(A run of records)

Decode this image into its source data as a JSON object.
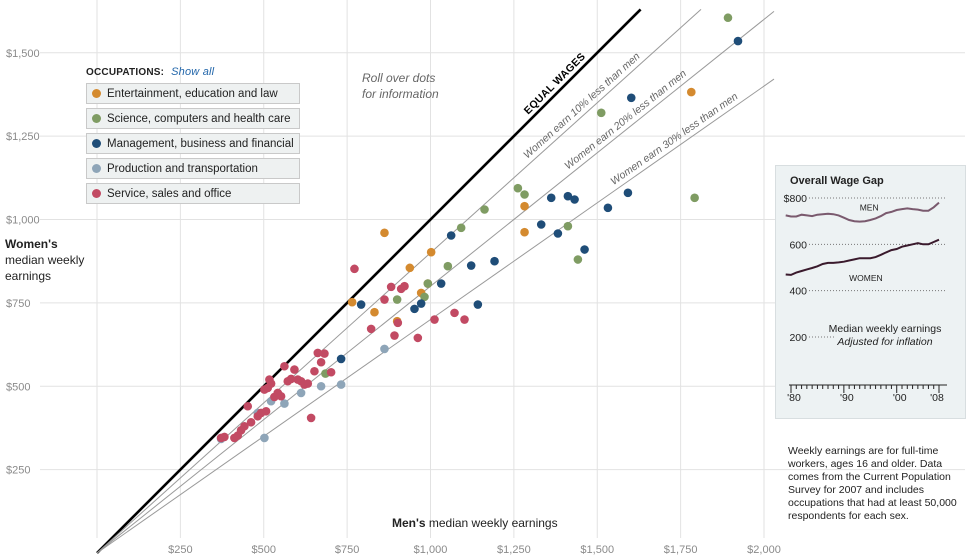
{
  "chart_data": {
    "type": "scatter",
    "xlabel_bold": "Men's",
    "xlabel_rest": " median weekly earnings",
    "ylabel_bold": "Women's",
    "ylabel_rest": "median weekly earnings",
    "xlim": [
      0,
      2000
    ],
    "ylim": [
      0,
      1650
    ],
    "grid": true,
    "x_ticks": [
      250,
      500,
      750,
      1000,
      1250,
      1500,
      1750,
      2000
    ],
    "x_tick_labels": [
      "$250",
      "$500",
      "$750",
      "$1,000",
      "$1,250",
      "$1,500",
      "$1,750",
      "$2,000"
    ],
    "y_ticks": [
      250,
      500,
      750,
      1000,
      1250,
      1500
    ],
    "y_tick_labels": [
      "$250",
      "$500",
      "$750",
      "$1,000",
      "$1,250",
      "$1,500"
    ],
    "reference_lines": [
      {
        "label": "EQUAL WAGES",
        "ratio": 1.0
      },
      {
        "label": "Women earn 10% less than men",
        "ratio": 0.9
      },
      {
        "label": "Women earn 20% less than men",
        "ratio": 0.8
      },
      {
        "label": "Women earn 30% less than men",
        "ratio": 0.7
      }
    ],
    "groups": [
      {
        "name": "Entertainment, education and law",
        "color": "#d48a2f",
        "points": [
          [
            765,
            752
          ],
          [
            832,
            722
          ],
          [
            862,
            960
          ],
          [
            938,
            855
          ],
          [
            972,
            780
          ],
          [
            992,
            808
          ],
          [
            1002,
            902
          ],
          [
            900,
            695
          ],
          [
            1282,
            962
          ],
          [
            1282,
            1040
          ],
          [
            1782,
            1382
          ]
        ]
      },
      {
        "name": "Science, computers and health care",
        "color": "#7f9c63",
        "points": [
          [
            685,
            538
          ],
          [
            900,
            760
          ],
          [
            982,
            768
          ],
          [
            992,
            808
          ],
          [
            1052,
            860
          ],
          [
            1092,
            975
          ],
          [
            1162,
            1030
          ],
          [
            1262,
            1094
          ],
          [
            1282,
            1075
          ],
          [
            1412,
            980
          ],
          [
            1442,
            880
          ],
          [
            1512,
            1320
          ],
          [
            1892,
            1605
          ],
          [
            1792,
            1065
          ]
        ]
      },
      {
        "name": "Management, business and financial",
        "color": "#1f4d78",
        "points": [
          [
            732,
            582
          ],
          [
            792,
            745
          ],
          [
            952,
            732
          ],
          [
            972,
            748
          ],
          [
            1032,
            808
          ],
          [
            1062,
            952
          ],
          [
            1122,
            862
          ],
          [
            1142,
            745
          ],
          [
            1192,
            875
          ],
          [
            1332,
            985
          ],
          [
            1362,
            1065
          ],
          [
            1382,
            958
          ],
          [
            1412,
            1070
          ],
          [
            1432,
            1060
          ],
          [
            1462,
            910
          ],
          [
            1532,
            1035
          ],
          [
            1592,
            1080
          ],
          [
            1602,
            1365
          ],
          [
            1922,
            1535
          ]
        ]
      },
      {
        "name": "Production and transportation",
        "color": "#8ea5b8",
        "points": [
          [
            372,
            342
          ],
          [
            482,
            420
          ],
          [
            502,
            345
          ],
          [
            522,
            455
          ],
          [
            562,
            448
          ],
          [
            612,
            480
          ],
          [
            672,
            500
          ],
          [
            732,
            505
          ],
          [
            862,
            612
          ]
        ]
      },
      {
        "name": "Service, sales and office",
        "color": "#c24a63",
        "points": [
          [
            372,
            345
          ],
          [
            382,
            348
          ],
          [
            412,
            345
          ],
          [
            422,
            352
          ],
          [
            432,
            368
          ],
          [
            442,
            380
          ],
          [
            452,
            440
          ],
          [
            462,
            392
          ],
          [
            482,
            410
          ],
          [
            492,
            420
          ],
          [
            502,
            490
          ],
          [
            507,
            425
          ],
          [
            512,
            495
          ],
          [
            517,
            520
          ],
          [
            522,
            508
          ],
          [
            532,
            468
          ],
          [
            542,
            480
          ],
          [
            552,
            470
          ],
          [
            562,
            560
          ],
          [
            572,
            515
          ],
          [
            582,
            522
          ],
          [
            592,
            550
          ],
          [
            602,
            520
          ],
          [
            612,
            515
          ],
          [
            622,
            505
          ],
          [
            632,
            508
          ],
          [
            642,
            405
          ],
          [
            652,
            545
          ],
          [
            662,
            600
          ],
          [
            672,
            572
          ],
          [
            682,
            598
          ],
          [
            702,
            542
          ],
          [
            772,
            852
          ],
          [
            822,
            672
          ],
          [
            862,
            760
          ],
          [
            882,
            798
          ],
          [
            892,
            652
          ],
          [
            902,
            690
          ],
          [
            912,
            792
          ],
          [
            922,
            800
          ],
          [
            962,
            645
          ],
          [
            1012,
            700
          ],
          [
            1072,
            720
          ],
          [
            1102,
            700
          ]
        ]
      }
    ]
  },
  "legend": {
    "heading": "OCCUPATIONS:",
    "show_all": "Show all",
    "items": [
      {
        "label": "Entertainment, education and law",
        "color": "#d48a2f"
      },
      {
        "label": "Science, computers and health care",
        "color": "#7f9c63"
      },
      {
        "label": "Management, business and financial",
        "color": "#1f4d78"
      },
      {
        "label": "Production and transportation",
        "color": "#8ea5b8"
      },
      {
        "label": "Service, sales and office",
        "color": "#c24a63"
      }
    ]
  },
  "rollover_note": "Roll over dots for information",
  "wage_gap": {
    "title": "Overall Wage Gap",
    "y_ticks": [
      400,
      600,
      800
    ],
    "y_tick_labels": [
      "400",
      "600",
      "$800"
    ],
    "extra_tick": "200",
    "x_tick_labels": [
      "'80",
      "'90",
      "'00",
      "'08"
    ],
    "x_tick_years": [
      1980,
      1990,
      2000,
      2008
    ],
    "caption": "Median weekly earnings",
    "caption_sub": "Adjusted for inflation",
    "men_label": "MEN",
    "women_label": "WOMEN",
    "men_color": "#7a5a6e",
    "women_color": "#3a1a2c",
    "years": [
      1979,
      1980,
      1981,
      1982,
      1983,
      1984,
      1985,
      1986,
      1987,
      1988,
      1989,
      1990,
      1991,
      1992,
      1993,
      1994,
      1995,
      1996,
      1997,
      1998,
      1999,
      2000,
      2001,
      2002,
      2003,
      2004,
      2005,
      2006,
      2007,
      2008
    ],
    "men": [
      725,
      720,
      720,
      728,
      725,
      722,
      728,
      730,
      732,
      730,
      725,
      715,
      705,
      700,
      698,
      700,
      705,
      712,
      722,
      735,
      740,
      748,
      752,
      755,
      752,
      750,
      745,
      745,
      760,
      780
    ],
    "women": [
      470,
      468,
      478,
      485,
      492,
      498,
      505,
      515,
      520,
      520,
      522,
      525,
      530,
      535,
      540,
      540,
      540,
      545,
      555,
      565,
      575,
      580,
      590,
      595,
      600,
      605,
      600,
      600,
      610,
      620
    ]
  },
  "footnote": "Weekly earnings are for full-time workers, ages 16 and older. Data comes from the Current Population Survey for 2007 and includes occupations that had at least 50,000 respondents for each sex."
}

_PROBLEM_
From the entries above, collect every line with the string "name" in it.

_ANSWER FOR THE TASK_
        "name": "Entertainment, education and law",
        "name": "Science, computers and health care",
        "name": "Management, business and financial",
        "name": "Production and transportation",
        "name": "Service, sales and office",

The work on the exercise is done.